┌─ Supplied records

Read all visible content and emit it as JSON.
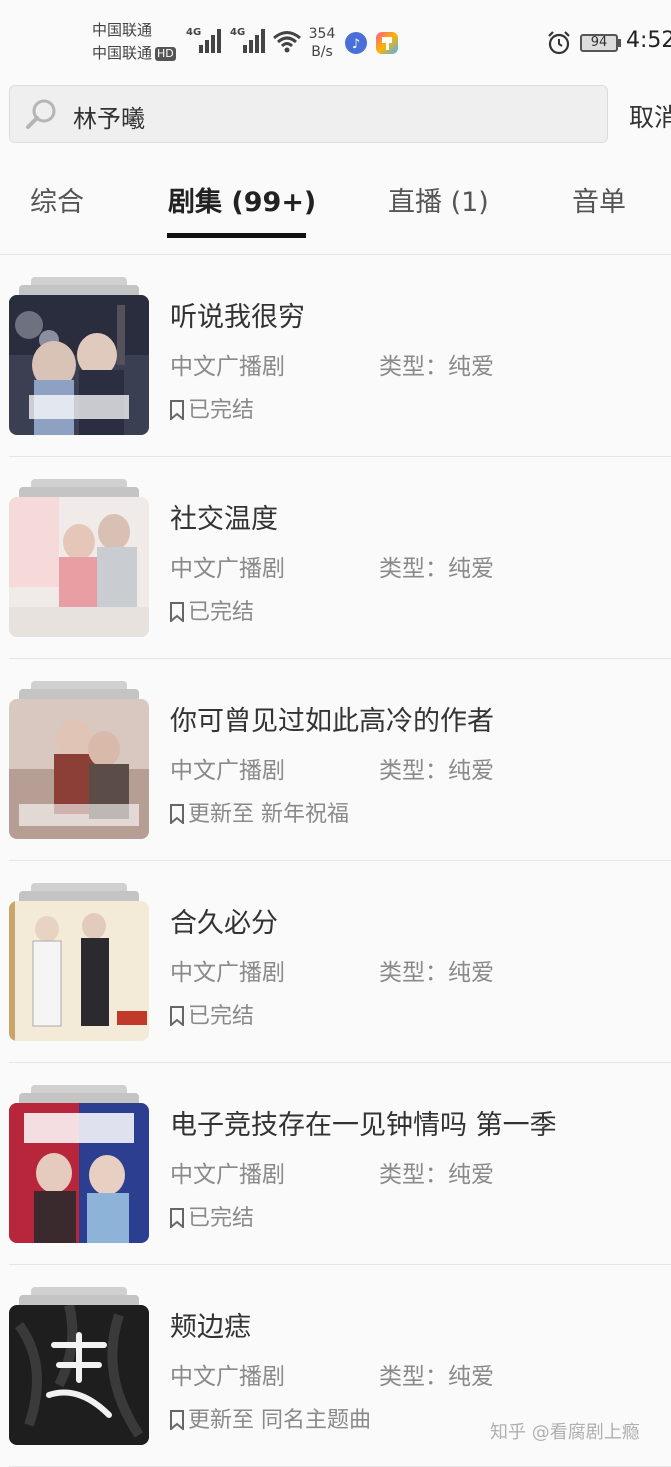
{
  "status_bar": {
    "carrier_1": "中国联通",
    "carrier_2": "中国联通",
    "hd_badge": "HD",
    "network_1": "4G",
    "network_2": "4G",
    "speed_value": "354",
    "speed_unit": "B/s",
    "battery": "94",
    "time": "4:52"
  },
  "search": {
    "query": "林予曦",
    "cancel_label": "取消"
  },
  "tabs": [
    {
      "label": "综合"
    },
    {
      "label": "剧集 (99+)"
    },
    {
      "label": "直播 (1)"
    },
    {
      "label": "音单"
    }
  ],
  "results": [
    {
      "title": "听说我很穷",
      "category": "中文广播剧",
      "genre": "类型：纯爱",
      "status": "已完结"
    },
    {
      "title": "社交温度",
      "category": "中文广播剧",
      "genre": "类型：纯爱",
      "status": "已完结"
    },
    {
      "title": "你可曾见过如此高冷的作者",
      "category": "中文广播剧",
      "genre": "类型：纯爱",
      "status": "更新至 新年祝福"
    },
    {
      "title": "合久必分",
      "category": "中文广播剧",
      "genre": "类型：纯爱",
      "status": "已完结"
    },
    {
      "title": "电子竞技存在一见钟情吗 第一季",
      "category": "中文广播剧",
      "genre": "类型：纯爱",
      "status": "已完结"
    },
    {
      "title": "颊边痣",
      "category": "中文广播剧",
      "genre": "类型：纯爱",
      "status": "更新至 同名主题曲"
    }
  ],
  "watermark": "知乎 @看腐剧上瘾",
  "colors": {
    "background": "#fafafa",
    "active_tab_underline": "#111111",
    "meta_text": "#8a8a8a"
  }
}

└─

Omit each picture, then return all of the listing exactly as it stands.

Read all visible content and emit it as JSON.
{
  "status_bar": {
    "carrier_1": "中国联通",
    "carrier_2": "中国联通",
    "hd_badge": "HD",
    "network_1": "4G",
    "network_2": "4G",
    "speed_value": "354",
    "speed_unit": "B/s",
    "battery": "94",
    "time": "4:52"
  },
  "search": {
    "query": "林予曦",
    "cancel_label": "取消"
  },
  "tabs": [
    {
      "label": "综合"
    },
    {
      "label": "剧集 (99+)"
    },
    {
      "label": "直播 (1)"
    },
    {
      "label": "音单"
    }
  ],
  "results": [
    {
      "title": "听说我很穷",
      "category": "中文广播剧",
      "genre": "类型：纯爱",
      "status": "已完结"
    },
    {
      "title": "社交温度",
      "category": "中文广播剧",
      "genre": "类型：纯爱",
      "status": "已完结"
    },
    {
      "title": "你可曾见过如此高冷的作者",
      "category": "中文广播剧",
      "genre": "类型：纯爱",
      "status": "更新至 新年祝福"
    },
    {
      "title": "合久必分",
      "category": "中文广播剧",
      "genre": "类型：纯爱",
      "status": "已完结"
    },
    {
      "title": "电子竞技存在一见钟情吗 第一季",
      "category": "中文广播剧",
      "genre": "类型：纯爱",
      "status": "已完结"
    },
    {
      "title": "颊边痣",
      "category": "中文广播剧",
      "genre": "类型：纯爱",
      "status": "更新至 同名主题曲"
    }
  ],
  "watermark": "知乎 @看腐剧上瘾",
  "colors": {
    "background": "#fafafa",
    "active_tab_underline": "#111111",
    "meta_text": "#8a8a8a"
  }
}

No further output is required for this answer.